§ Task inputs
########################################
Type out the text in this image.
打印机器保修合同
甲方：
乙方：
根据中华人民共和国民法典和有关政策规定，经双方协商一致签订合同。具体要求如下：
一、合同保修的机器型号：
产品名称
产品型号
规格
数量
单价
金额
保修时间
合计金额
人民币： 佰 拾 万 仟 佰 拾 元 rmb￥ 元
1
########################################
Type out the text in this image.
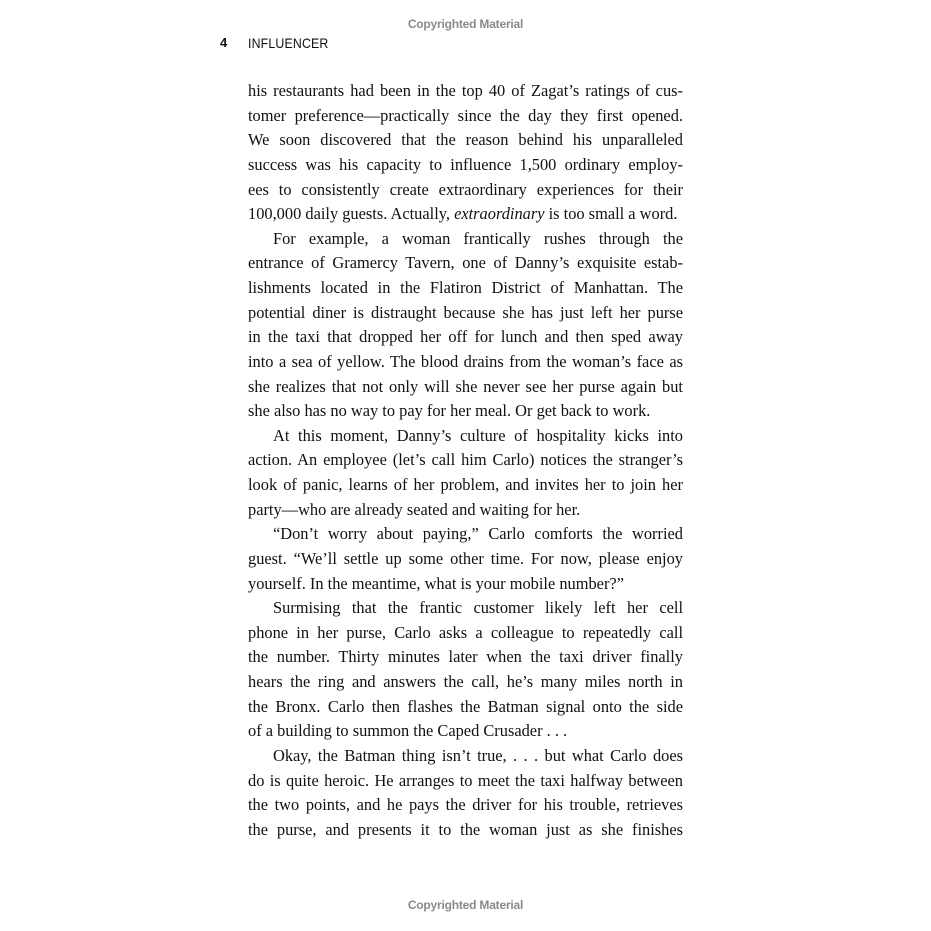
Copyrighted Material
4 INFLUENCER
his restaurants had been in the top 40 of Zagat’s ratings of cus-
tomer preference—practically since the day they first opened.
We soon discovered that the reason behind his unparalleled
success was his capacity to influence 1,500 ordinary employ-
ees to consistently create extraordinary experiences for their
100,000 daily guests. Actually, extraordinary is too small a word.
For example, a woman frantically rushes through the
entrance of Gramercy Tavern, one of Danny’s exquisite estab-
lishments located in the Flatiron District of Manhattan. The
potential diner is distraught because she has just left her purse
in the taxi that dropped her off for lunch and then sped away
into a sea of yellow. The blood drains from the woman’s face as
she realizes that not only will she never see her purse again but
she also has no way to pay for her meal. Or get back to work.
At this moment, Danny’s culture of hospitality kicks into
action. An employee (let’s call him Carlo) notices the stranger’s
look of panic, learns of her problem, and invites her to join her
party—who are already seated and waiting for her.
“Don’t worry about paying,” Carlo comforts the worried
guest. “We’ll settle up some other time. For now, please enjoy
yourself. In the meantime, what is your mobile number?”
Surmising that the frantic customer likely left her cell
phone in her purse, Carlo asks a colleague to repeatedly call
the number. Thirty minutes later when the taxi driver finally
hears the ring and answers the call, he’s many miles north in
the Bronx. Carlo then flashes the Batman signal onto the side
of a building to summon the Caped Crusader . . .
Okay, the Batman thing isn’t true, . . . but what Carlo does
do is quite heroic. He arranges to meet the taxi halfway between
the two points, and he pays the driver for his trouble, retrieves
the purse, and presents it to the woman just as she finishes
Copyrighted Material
########################################
§ Task goal
From the data, list each line in which the string "number" appears.

§ Output
yourself. In the meantime, what is your mobile number?”
the number. Thirty minutes later when the taxi driver finally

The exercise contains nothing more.